--- begin THE DATA ---
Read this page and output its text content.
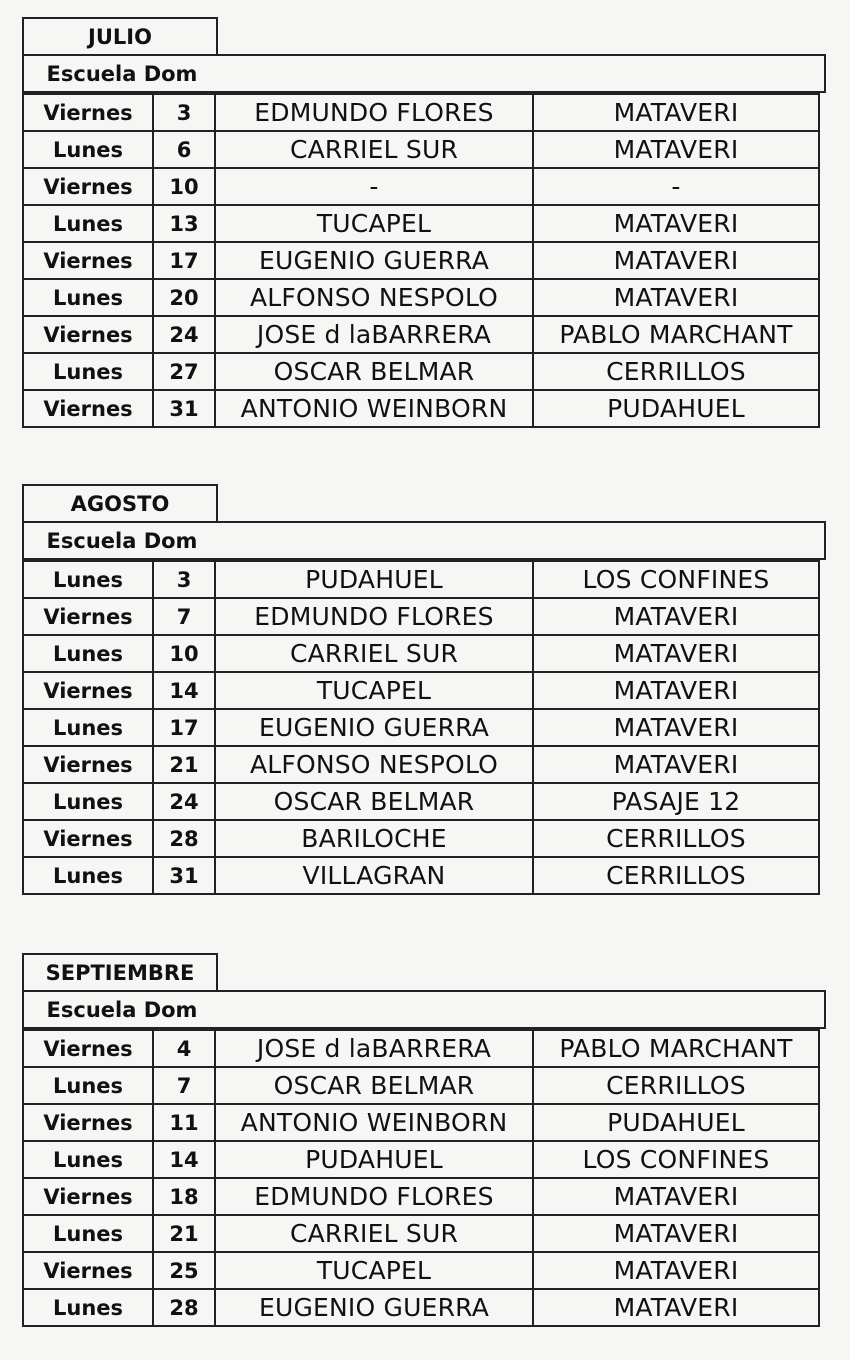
JULIO
Escuela Dom
Viernes	3	EDMUNDO FLORES	MATAVERI
Lunes	6	CARRIEL SUR	MATAVERI
Viernes	10	-	-
Lunes	13	TUCAPEL	MATAVERI
Viernes	17	EUGENIO GUERRA	MATAVERI
Lunes	20	ALFONSO NESPOLO	MATAVERI
Viernes	24	JOSE d laBARRERA	PABLO MARCHANT
Lunes	27	OSCAR BELMAR	CERRILLOS
Viernes	31	ANTONIO WEINBORN	PUDAHUEL
AGOSTO
Escuela Dom
Lunes	3	PUDAHUEL	LOS CONFINES
Viernes	7	EDMUNDO FLORES	MATAVERI
Lunes	10	CARRIEL SUR	MATAVERI
Viernes	14	TUCAPEL	MATAVERI
Lunes	17	EUGENIO GUERRA	MATAVERI
Viernes	21	ALFONSO NESPOLO	MATAVERI
Lunes	24	OSCAR BELMAR	PASAJE 12
Viernes	28	BARILOCHE	CERRILLOS
Lunes	31	VILLAGRAN	CERRILLOS
SEPTIEMBRE
Escuela Dom
Viernes	4	JOSE d laBARRERA	PABLO MARCHANT
Lunes	7	OSCAR BELMAR	CERRILLOS
Viernes	11	ANTONIO WEINBORN	PUDAHUEL
Lunes	14	PUDAHUEL	LOS CONFINES
Viernes	18	EDMUNDO FLORES	MATAVERI
Lunes	21	CARRIEL SUR	MATAVERI
Viernes	25	TUCAPEL	MATAVERI
Lunes	28	EUGENIO GUERRA	MATAVERI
--- end THE DATA ---
Repeat the data above exactly, but not the pictures.

Read this page and output its text content.
JULIO
Escuela Dom
Viernes	3	EDMUNDO FLORES	MATAVERI
Lunes	6	CARRIEL SUR	MATAVERI
Viernes	10	-	-
Lunes	13	TUCAPEL	MATAVERI
Viernes	17	EUGENIO GUERRA	MATAVERI
Lunes	20	ALFONSO NESPOLO	MATAVERI
Viernes	24	JOSE d laBARRERA	PABLO MARCHANT
Lunes	27	OSCAR BELMAR	CERRILLOS
Viernes	31	ANTONIO WEINBORN	PUDAHUEL
AGOSTO
Escuela Dom
Lunes	3	PUDAHUEL	LOS CONFINES
Viernes	7	EDMUNDO FLORES	MATAVERI
Lunes	10	CARRIEL SUR	MATAVERI
Viernes	14	TUCAPEL	MATAVERI
Lunes	17	EUGENIO GUERRA	MATAVERI
Viernes	21	ALFONSO NESPOLO	MATAVERI
Lunes	24	OSCAR BELMAR	PASAJE 12
Viernes	28	BARILOCHE	CERRILLOS
Lunes	31	VILLAGRAN	CERRILLOS
SEPTIEMBRE
Escuela Dom
Viernes	4	JOSE d laBARRERA	PABLO MARCHANT
Lunes	7	OSCAR BELMAR	CERRILLOS
Viernes	11	ANTONIO WEINBORN	PUDAHUEL
Lunes	14	PUDAHUEL	LOS CONFINES
Viernes	18	EDMUNDO FLORES	MATAVERI
Lunes	21	CARRIEL SUR	MATAVERI
Viernes	25	TUCAPEL	MATAVERI
Lunes	28	EUGENIO GUERRA	MATAVERI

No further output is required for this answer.